__Work to be completed__
Output all lines exactly, with nothing added or dropped.

__Records to process__
● ● ● ● ● ● ●

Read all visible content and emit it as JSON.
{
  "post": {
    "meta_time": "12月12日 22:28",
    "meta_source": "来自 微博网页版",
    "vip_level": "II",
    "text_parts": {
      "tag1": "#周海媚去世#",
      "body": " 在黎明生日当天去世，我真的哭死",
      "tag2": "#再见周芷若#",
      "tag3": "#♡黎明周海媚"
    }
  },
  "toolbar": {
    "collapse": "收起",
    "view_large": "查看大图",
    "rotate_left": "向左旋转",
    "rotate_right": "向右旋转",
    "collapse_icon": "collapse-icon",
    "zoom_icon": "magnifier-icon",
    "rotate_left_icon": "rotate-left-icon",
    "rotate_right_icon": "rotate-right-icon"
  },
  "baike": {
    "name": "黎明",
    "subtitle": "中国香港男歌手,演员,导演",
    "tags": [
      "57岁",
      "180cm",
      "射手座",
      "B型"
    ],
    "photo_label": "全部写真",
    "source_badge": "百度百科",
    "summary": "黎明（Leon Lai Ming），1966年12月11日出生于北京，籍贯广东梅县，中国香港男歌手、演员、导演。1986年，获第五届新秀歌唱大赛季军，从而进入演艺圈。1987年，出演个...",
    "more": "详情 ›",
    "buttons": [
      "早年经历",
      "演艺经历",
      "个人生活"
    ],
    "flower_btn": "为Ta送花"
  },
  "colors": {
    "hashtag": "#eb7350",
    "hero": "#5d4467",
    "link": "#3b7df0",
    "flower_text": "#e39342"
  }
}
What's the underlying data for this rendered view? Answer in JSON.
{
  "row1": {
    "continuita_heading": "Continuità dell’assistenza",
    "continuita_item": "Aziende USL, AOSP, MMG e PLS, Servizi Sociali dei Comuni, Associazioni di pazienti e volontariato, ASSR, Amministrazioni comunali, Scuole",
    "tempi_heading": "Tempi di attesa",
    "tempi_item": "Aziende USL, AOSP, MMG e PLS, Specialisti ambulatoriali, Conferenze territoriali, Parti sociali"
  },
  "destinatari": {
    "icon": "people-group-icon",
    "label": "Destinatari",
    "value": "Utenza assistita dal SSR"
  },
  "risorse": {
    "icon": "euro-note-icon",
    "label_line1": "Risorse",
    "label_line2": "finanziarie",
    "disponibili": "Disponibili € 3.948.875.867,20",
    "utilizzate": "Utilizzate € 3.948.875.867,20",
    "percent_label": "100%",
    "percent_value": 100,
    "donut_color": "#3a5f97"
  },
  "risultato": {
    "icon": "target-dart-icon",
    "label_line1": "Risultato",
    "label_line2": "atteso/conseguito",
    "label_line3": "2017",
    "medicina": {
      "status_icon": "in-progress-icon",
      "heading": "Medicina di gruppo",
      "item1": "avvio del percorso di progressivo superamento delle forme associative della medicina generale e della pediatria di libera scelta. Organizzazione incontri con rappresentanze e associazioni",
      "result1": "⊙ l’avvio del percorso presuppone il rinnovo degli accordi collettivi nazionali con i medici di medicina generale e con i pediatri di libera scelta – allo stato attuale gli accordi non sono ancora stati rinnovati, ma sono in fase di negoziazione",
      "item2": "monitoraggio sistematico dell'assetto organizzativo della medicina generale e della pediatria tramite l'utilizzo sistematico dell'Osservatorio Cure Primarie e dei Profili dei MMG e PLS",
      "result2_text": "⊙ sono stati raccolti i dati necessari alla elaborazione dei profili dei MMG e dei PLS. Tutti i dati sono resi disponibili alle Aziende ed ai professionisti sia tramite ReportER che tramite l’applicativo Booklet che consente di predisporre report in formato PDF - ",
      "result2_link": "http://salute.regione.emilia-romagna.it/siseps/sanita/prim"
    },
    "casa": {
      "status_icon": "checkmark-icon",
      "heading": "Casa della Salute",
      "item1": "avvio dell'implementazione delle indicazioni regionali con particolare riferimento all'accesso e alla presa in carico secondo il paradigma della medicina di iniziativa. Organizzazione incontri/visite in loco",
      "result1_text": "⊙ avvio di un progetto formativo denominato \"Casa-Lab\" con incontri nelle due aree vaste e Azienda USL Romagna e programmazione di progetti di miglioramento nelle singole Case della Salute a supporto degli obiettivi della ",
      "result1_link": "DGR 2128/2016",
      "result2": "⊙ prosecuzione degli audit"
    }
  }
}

● ● ● ● ● ● ●

__The solution__
Read all visible content and emit it as JSON.
{
  "post": {
    "meta_time": "12月12日 22:28",
    "meta_source": "来自 微博网页版",
    "vip_level": "II",
    "text_parts": {
      "tag1": "#周海媚去世#",
      "body": " 在黎明生日当天去世，我真的哭死",
      "tag2": "#再见周芷若#",
      "tag3": "#♡黎明周海媚"
    }
  },
  "toolbar": {
    "collapse": "收起",
    "view_large": "查看大图",
    "rotate_left": "向左旋转",
    "rotate_right": "向右旋转",
    "collapse_icon": "collapse-icon",
    "zoom_icon": "magnifier-icon",
    "rotate_left_icon": "rotate-left-icon",
    "rotate_right_icon": "rotate-right-icon"
  },
  "baike": {
    "name": "黎明",
    "subtitle": "中国香港男歌手,演员,导演",
    "tags": [
      "57岁",
      "180cm",
      "射手座",
      "B型"
    ],
    "photo_label": "全部写真",
    "source_badge": "百度百科",
    "summary": "黎明（Leon Lai Ming），1966年12月11日出生于北京，籍贯广东梅县，中国香港男歌手、演员、导演。1986年，获第五届新秀歌唱大赛季军，从而进入演艺圈。1987年，出演个...",
    "more": "详情 ›",
    "buttons": [
      "早年经历",
      "演艺经历",
      "个人生活"
    ],
    "flower_btn": "为Ta送花"
  },
  "colors": {
    "hashtag": "#eb7350",
    "hero": "#5d4467",
    "link": "#3b7df0",
    "flower_text": "#e39342"
  }
}
What's the underlying data for this rendered view? Answer in JSON.
{
  "row1": {
    "continuita_heading": "Continuità dell’assistenza",
    "continuita_item": "Aziende USL, AOSP, MMG e PLS, Servizi Sociali dei Comuni, Associazioni di pazienti e volontariato, ASSR, Amministrazioni comunali, Scuole",
    "tempi_heading": "Tempi di attesa",
    "tempi_item": "Aziende USL, AOSP, MMG e PLS, Specialisti ambulatoriali, Conferenze territoriali, Parti sociali"
  },
  "destinatari": {
    "icon": "people-group-icon",
    "label": "Destinatari",
    "value": "Utenza assistita dal SSR"
  },
  "risorse": {
    "icon": "euro-note-icon",
    "label_line1": "Risorse",
    "label_line2": "finanziarie",
    "disponibili": "Disponibili € 3.948.875.867,20",
    "utilizzate": "Utilizzate € 3.948.875.867,20",
    "percent_label": "100%",
    "percent_value": 100,
    "donut_color": "#3a5f97"
  },
  "risultato": {
    "icon": "target-dart-icon",
    "label_line1": "Risultato",
    "label_line2": "atteso/conseguito",
    "label_line3": "2017",
    "medicina": {
      "status_icon": "in-progress-icon",
      "heading": "Medicina di gruppo",
      "item1": "avvio del percorso di progressivo superamento delle forme associative della medicina generale e della pediatria di libera scelta. Organizzazione incontri con rappresentanze e associazioni",
      "result1": "⊙ l’avvio del percorso presuppone il rinnovo degli accordi collettivi nazionali con i medici di medicina generale e con i pediatri di libera scelta – allo stato attuale gli accordi non sono ancora stati rinnovati, ma sono in fase di negoziazione",
      "item2": "monitoraggio sistematico dell'assetto organizzativo della medicina generale e della pediatria tramite l'utilizzo sistematico dell'Osservatorio Cure Primarie e dei Profili dei MMG e PLS",
      "result2_text": "⊙ sono stati raccolti i dati necessari alla elaborazione dei profili dei MMG e dei PLS. Tutti i dati sono resi disponibili alle Aziende ed ai professionisti sia tramite ReportER che tramite l’applicativo Booklet che consente di predisporre report in formato PDF - ",
      "result2_link": "http://salute.regione.emilia-romagna.it/siseps/sanita/prim"
    },
    "casa": {
      "status_icon": "checkmark-icon",
      "heading": "Casa della Salute",
      "item1": "avvio dell'implementazione delle indicazioni regionali con particolare riferimento all'accesso e alla presa in carico secondo il paradigma della medicina di iniziativa. Organizzazione incontri/visite in loco",
      "result1_text": "⊙ avvio di un progetto formativo denominato \"Casa-Lab\" con incontri nelle due aree vaste e Azienda USL Romagna e programmazione di progetti di miglioramento nelle singole Case della Salute a supporto degli obiettivi della ",
      "result1_link": "DGR 2128/2016",
      "result2": "⊙ prosecuzione degli audit"
    }
  }
}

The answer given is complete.